Wherever a line in the data below holds "Subtracted", copy that line.

------------------------

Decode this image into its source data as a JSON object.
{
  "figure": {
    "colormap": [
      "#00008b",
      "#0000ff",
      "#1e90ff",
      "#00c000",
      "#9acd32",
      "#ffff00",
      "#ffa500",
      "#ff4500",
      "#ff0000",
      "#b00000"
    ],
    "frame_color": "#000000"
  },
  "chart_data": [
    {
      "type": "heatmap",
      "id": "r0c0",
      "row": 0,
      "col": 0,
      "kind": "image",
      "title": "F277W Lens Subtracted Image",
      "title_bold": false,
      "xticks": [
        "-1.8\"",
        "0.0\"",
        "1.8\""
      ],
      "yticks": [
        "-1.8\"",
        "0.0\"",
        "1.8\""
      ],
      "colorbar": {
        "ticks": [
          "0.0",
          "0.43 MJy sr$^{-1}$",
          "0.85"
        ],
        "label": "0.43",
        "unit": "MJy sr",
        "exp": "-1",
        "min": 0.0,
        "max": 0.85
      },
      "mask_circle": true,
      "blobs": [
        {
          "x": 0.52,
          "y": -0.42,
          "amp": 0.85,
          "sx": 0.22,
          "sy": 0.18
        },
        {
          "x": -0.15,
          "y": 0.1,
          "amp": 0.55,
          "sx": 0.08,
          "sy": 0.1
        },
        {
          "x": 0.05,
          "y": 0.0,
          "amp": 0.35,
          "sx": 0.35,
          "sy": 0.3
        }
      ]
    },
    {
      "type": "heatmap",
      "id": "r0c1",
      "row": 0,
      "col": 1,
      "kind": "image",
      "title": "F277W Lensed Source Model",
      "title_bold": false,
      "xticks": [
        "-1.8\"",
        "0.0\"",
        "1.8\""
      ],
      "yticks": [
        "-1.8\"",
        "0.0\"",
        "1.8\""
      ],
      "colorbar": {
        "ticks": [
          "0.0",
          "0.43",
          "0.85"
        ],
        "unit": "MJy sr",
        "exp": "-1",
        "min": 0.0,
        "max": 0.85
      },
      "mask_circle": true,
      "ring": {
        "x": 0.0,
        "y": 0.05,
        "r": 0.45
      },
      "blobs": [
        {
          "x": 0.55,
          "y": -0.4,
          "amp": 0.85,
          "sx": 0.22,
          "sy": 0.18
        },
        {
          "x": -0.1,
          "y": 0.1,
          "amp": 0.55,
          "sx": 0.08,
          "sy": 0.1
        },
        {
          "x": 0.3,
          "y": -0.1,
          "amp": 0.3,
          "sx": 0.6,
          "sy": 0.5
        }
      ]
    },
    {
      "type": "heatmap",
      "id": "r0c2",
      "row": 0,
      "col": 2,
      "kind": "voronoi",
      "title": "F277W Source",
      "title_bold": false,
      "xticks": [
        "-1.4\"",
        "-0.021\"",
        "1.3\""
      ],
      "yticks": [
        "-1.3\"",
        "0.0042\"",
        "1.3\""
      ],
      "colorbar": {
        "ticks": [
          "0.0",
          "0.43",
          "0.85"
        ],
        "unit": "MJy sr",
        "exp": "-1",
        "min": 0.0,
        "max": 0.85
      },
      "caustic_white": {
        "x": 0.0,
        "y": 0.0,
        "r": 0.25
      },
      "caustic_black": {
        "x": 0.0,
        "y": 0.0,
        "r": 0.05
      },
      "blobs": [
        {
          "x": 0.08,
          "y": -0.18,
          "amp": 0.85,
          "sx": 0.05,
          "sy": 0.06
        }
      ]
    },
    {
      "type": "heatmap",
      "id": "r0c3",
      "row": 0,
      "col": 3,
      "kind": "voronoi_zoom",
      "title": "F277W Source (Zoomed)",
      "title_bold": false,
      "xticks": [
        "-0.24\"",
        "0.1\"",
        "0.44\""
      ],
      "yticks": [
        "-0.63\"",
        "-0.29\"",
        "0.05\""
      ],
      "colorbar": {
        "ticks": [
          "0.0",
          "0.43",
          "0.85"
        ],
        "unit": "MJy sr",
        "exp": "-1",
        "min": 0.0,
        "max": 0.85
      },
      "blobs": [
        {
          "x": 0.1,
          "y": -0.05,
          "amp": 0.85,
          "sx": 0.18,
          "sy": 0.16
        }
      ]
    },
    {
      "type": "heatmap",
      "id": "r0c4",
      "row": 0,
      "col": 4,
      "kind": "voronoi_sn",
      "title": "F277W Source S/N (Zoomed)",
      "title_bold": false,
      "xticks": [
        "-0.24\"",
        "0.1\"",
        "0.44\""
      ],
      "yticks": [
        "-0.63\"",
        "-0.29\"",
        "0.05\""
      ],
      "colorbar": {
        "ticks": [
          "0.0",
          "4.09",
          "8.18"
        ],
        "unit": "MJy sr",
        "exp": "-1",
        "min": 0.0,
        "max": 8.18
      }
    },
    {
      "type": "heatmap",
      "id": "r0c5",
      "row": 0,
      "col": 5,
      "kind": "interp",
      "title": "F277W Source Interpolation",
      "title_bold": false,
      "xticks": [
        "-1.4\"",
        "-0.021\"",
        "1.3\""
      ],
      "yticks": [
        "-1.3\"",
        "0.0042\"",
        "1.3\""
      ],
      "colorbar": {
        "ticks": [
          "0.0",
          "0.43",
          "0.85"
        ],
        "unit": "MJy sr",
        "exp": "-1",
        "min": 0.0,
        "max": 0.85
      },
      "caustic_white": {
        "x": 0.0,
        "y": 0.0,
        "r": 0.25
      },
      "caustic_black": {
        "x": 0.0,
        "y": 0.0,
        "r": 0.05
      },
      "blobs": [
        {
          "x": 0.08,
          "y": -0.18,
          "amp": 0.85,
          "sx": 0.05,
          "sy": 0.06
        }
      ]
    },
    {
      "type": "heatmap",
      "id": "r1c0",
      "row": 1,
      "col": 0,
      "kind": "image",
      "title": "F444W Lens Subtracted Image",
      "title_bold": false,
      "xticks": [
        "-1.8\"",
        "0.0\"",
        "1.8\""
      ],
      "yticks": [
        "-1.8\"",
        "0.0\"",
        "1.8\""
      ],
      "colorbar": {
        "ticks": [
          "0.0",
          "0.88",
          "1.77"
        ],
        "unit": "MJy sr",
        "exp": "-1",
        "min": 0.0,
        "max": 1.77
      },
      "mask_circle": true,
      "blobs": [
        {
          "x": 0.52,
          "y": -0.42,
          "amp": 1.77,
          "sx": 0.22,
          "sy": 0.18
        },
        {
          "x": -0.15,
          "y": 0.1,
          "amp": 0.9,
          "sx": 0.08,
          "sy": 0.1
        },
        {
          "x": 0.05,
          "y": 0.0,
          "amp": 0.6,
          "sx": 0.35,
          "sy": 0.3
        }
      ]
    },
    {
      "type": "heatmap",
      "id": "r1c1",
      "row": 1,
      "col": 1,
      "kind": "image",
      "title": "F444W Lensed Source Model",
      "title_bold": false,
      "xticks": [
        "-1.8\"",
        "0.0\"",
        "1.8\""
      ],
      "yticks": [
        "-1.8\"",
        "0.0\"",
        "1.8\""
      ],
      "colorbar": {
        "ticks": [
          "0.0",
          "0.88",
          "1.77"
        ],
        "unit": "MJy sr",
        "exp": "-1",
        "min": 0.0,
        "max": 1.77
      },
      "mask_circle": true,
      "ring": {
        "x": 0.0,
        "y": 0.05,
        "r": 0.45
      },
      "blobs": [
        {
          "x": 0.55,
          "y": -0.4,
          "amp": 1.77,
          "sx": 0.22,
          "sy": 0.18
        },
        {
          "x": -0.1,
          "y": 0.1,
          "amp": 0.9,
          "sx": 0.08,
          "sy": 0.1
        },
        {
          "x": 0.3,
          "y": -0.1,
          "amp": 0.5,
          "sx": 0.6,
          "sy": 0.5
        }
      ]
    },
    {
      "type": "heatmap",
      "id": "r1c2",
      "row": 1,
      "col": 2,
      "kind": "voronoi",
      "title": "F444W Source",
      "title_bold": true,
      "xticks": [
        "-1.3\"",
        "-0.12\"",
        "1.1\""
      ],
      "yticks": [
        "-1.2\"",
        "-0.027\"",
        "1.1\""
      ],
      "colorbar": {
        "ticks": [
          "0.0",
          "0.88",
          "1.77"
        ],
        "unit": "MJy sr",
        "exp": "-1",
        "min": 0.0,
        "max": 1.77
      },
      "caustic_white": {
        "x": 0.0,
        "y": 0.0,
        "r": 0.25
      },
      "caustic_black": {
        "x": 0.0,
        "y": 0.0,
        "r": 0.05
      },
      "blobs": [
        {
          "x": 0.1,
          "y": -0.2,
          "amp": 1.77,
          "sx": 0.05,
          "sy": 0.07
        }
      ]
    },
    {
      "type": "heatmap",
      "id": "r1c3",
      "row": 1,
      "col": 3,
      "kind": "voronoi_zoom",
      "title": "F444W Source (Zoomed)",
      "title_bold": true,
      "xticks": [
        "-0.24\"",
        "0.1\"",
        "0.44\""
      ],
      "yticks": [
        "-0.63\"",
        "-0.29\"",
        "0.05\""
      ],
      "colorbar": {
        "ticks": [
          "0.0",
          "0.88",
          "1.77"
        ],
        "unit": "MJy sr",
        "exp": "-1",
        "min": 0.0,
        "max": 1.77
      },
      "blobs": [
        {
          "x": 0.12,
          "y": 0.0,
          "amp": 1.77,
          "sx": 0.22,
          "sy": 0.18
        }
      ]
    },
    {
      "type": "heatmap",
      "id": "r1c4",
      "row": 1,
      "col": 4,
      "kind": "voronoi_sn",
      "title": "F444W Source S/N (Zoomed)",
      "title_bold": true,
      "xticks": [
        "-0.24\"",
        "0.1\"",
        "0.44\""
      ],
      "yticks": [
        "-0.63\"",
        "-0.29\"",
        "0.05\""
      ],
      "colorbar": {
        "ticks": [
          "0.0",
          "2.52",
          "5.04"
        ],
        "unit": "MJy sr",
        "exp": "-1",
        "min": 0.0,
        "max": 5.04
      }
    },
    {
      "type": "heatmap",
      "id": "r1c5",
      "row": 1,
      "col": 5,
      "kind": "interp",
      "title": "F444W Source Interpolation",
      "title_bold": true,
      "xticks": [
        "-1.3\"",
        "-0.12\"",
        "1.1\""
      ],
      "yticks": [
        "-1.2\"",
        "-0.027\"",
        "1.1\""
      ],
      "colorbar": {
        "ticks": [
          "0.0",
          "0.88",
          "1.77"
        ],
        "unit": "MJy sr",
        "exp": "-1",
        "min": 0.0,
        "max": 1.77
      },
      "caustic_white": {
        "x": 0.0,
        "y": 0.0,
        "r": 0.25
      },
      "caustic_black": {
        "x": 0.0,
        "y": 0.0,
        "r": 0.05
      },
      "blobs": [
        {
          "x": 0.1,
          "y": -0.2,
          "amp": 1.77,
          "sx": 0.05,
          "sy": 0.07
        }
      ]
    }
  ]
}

------------------------

* [Reply to the exercise]:
      "title": "F277W Lens Subtracted Image",
      "title": "F444W Lens Subtracted Image",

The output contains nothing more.